WORK REQUIRED:
Gather each line in the entries that includes the string "rapide".

GIVEN DATA:
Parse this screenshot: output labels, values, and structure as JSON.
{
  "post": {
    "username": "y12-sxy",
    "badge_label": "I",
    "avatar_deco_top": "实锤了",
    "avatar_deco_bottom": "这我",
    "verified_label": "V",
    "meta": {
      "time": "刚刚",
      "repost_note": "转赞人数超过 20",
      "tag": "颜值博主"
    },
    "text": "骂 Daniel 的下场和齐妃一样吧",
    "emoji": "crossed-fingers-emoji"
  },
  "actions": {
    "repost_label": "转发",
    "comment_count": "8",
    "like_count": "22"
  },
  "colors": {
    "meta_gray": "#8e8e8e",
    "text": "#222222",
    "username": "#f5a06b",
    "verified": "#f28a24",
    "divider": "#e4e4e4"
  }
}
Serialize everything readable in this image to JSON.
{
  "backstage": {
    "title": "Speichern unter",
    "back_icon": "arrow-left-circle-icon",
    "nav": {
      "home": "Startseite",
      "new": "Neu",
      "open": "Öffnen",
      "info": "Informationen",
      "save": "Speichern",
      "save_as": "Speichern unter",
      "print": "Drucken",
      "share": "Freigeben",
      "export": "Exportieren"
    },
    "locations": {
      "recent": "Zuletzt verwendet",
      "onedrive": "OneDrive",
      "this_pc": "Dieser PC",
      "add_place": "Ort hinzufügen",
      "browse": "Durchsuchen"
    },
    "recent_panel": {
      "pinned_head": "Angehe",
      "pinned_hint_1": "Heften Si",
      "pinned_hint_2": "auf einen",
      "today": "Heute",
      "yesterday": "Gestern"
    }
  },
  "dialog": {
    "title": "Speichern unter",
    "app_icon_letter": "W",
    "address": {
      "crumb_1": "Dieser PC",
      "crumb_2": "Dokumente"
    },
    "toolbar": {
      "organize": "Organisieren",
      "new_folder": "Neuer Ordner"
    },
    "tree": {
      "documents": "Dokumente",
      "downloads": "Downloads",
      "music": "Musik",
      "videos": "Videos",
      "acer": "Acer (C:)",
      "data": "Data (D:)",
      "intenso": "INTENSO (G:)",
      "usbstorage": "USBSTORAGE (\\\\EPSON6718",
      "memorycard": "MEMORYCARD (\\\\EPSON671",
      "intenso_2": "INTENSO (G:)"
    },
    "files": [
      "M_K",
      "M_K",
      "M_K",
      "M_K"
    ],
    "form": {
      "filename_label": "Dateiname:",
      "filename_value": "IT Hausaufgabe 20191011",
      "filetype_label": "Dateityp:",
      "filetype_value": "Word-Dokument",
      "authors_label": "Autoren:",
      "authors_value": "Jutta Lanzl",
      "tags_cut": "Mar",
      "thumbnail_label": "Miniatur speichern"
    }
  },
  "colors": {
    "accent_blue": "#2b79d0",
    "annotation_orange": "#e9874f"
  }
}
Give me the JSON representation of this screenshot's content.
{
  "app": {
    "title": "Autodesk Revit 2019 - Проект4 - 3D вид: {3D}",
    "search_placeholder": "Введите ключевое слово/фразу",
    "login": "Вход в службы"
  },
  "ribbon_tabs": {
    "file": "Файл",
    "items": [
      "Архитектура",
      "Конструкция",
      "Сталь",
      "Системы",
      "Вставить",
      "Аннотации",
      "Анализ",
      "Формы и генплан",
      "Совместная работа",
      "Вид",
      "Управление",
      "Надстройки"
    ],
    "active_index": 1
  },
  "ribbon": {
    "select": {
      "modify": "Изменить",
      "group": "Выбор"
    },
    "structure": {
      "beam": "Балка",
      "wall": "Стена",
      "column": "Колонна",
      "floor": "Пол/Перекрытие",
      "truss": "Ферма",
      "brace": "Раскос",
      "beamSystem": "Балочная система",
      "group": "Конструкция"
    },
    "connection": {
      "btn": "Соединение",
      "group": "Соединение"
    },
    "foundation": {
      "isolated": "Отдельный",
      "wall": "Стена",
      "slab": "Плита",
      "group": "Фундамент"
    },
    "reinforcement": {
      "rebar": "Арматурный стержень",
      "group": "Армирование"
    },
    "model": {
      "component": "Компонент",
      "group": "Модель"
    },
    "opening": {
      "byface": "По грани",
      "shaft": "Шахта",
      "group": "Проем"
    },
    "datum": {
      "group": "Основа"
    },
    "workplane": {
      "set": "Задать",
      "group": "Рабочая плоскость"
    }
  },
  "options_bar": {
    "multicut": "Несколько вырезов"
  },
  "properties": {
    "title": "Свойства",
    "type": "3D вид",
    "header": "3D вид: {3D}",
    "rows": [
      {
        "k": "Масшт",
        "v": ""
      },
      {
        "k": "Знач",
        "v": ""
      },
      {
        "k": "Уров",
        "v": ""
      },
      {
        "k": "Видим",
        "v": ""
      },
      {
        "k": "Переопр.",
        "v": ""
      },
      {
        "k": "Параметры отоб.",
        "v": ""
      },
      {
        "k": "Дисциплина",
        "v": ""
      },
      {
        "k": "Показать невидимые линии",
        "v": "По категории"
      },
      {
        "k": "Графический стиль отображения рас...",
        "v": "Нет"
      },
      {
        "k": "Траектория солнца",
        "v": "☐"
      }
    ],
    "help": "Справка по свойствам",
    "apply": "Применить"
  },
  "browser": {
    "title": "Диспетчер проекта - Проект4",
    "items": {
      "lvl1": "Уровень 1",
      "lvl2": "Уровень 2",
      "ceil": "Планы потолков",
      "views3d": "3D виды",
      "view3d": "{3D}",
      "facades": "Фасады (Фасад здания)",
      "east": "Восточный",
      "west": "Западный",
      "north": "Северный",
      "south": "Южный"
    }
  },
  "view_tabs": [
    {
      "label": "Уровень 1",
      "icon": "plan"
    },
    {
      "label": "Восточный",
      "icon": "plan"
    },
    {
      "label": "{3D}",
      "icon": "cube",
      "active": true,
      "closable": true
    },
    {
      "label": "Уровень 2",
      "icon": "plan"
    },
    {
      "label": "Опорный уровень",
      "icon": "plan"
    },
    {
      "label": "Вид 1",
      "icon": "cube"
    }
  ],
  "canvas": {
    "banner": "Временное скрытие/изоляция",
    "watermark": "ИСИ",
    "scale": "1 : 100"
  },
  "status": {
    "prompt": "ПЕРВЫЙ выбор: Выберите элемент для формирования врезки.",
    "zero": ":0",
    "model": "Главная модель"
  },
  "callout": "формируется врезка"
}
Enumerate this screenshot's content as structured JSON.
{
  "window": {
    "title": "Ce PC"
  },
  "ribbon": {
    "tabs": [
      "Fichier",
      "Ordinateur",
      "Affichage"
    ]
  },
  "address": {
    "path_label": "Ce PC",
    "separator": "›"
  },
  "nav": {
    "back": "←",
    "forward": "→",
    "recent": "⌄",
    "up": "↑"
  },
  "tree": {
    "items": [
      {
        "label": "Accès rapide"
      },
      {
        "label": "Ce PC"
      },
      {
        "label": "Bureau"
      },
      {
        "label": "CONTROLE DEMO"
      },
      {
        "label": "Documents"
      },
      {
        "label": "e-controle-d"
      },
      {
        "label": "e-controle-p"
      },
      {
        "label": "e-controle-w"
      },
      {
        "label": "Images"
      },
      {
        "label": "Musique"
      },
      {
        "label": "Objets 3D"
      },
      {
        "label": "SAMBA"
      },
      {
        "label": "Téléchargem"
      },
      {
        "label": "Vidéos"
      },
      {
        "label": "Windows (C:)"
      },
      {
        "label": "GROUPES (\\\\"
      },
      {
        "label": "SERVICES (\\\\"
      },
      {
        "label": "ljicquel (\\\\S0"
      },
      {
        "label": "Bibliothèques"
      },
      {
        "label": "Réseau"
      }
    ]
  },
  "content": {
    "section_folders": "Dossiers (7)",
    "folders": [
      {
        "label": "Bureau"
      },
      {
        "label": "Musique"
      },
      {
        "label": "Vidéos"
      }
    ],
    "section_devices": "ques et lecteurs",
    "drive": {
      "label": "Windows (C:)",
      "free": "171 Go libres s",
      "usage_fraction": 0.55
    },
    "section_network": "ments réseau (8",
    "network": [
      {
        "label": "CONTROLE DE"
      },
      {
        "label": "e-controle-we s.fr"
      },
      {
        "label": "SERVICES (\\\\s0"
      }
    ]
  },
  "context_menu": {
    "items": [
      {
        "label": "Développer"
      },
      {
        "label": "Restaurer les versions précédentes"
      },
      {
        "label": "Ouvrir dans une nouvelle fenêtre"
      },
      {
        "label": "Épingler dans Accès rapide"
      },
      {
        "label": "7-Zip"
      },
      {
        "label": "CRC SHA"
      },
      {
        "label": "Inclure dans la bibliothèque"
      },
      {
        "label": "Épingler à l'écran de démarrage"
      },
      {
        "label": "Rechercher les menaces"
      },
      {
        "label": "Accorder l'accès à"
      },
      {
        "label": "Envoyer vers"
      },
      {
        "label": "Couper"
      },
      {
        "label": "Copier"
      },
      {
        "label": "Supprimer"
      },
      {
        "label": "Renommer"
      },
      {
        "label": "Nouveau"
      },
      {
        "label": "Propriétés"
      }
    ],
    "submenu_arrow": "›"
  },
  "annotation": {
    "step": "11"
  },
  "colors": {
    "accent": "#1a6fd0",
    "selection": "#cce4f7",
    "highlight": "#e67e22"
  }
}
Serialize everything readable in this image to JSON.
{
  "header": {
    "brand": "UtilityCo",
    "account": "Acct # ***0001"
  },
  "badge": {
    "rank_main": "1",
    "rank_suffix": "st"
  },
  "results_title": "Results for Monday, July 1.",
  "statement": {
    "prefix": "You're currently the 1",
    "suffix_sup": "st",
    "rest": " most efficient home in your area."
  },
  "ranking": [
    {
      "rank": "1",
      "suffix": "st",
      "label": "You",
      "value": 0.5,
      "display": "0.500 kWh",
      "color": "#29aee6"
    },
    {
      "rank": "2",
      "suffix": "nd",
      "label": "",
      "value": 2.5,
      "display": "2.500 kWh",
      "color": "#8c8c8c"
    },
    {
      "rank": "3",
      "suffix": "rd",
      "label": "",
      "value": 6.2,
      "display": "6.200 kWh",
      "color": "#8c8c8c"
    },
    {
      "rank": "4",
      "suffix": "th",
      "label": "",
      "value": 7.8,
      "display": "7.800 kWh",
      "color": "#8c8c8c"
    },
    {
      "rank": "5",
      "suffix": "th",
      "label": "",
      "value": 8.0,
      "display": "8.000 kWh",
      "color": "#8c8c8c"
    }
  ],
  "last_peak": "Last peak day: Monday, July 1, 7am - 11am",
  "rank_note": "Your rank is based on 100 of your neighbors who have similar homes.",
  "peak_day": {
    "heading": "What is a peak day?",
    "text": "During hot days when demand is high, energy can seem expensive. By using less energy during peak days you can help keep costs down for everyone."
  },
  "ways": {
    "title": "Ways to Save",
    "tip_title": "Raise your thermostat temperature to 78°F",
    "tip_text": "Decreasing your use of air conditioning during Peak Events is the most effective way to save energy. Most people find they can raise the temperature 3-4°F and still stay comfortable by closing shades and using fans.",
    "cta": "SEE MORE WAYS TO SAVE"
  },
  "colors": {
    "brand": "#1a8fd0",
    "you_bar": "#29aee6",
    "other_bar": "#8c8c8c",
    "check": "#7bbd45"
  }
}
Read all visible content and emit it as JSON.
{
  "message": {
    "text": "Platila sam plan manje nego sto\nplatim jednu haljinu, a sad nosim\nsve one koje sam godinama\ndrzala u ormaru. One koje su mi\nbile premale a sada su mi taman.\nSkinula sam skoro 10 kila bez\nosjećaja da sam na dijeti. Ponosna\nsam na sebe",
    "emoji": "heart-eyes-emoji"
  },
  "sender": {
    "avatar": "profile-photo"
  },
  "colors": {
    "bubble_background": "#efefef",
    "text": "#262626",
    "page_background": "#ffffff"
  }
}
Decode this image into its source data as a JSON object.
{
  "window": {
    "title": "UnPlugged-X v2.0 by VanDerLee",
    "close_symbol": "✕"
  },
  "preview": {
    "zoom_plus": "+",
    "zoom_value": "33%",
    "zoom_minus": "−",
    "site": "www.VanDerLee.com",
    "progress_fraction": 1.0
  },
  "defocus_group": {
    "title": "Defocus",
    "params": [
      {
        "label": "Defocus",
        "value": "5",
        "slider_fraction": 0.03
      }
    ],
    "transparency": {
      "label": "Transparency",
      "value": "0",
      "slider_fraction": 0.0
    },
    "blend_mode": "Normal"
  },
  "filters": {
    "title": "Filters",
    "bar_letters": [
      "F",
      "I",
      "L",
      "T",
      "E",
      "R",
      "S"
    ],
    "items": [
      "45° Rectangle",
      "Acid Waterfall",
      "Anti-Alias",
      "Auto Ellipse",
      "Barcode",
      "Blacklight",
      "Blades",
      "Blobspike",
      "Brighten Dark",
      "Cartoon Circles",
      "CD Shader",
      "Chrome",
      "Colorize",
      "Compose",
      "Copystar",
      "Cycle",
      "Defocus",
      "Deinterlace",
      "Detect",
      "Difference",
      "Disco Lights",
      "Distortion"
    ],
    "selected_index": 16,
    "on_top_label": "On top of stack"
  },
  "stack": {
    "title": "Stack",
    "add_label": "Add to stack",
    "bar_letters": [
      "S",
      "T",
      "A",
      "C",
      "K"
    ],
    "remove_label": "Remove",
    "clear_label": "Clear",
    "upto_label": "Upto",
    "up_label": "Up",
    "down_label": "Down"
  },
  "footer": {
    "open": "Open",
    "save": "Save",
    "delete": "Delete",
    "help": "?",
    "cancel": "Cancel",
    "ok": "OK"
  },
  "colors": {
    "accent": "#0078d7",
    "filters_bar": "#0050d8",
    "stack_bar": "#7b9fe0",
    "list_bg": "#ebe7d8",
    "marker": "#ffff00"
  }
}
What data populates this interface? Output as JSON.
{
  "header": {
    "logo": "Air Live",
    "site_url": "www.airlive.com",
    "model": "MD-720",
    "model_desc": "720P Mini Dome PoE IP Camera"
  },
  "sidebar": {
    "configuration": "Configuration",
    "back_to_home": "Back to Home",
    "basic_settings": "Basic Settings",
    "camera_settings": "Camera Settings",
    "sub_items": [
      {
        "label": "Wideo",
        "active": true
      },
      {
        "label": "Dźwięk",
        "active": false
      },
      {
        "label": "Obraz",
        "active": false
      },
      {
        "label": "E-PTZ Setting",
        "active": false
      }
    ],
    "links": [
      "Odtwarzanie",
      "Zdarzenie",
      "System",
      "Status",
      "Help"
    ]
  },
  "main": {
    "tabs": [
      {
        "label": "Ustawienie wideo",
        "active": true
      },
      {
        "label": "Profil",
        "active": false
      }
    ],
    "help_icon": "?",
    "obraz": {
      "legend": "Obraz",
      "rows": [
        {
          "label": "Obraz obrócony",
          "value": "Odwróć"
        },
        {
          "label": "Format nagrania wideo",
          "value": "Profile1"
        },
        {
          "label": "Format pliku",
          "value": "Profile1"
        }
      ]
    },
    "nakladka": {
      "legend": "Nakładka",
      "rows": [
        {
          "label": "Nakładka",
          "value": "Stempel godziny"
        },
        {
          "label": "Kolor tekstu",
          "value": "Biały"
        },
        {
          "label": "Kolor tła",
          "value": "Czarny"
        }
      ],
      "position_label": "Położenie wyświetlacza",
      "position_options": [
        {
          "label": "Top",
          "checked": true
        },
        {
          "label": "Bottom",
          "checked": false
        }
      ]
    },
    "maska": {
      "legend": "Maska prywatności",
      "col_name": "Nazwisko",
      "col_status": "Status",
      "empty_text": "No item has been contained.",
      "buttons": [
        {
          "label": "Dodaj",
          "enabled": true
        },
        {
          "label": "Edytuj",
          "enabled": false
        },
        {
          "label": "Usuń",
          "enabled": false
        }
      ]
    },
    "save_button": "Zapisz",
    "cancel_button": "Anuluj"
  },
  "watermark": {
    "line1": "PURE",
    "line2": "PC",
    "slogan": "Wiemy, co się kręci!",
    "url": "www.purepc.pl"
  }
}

RESULT:
        "label": "Accès rapide"
        "label": "Épingler dans Accès rapide"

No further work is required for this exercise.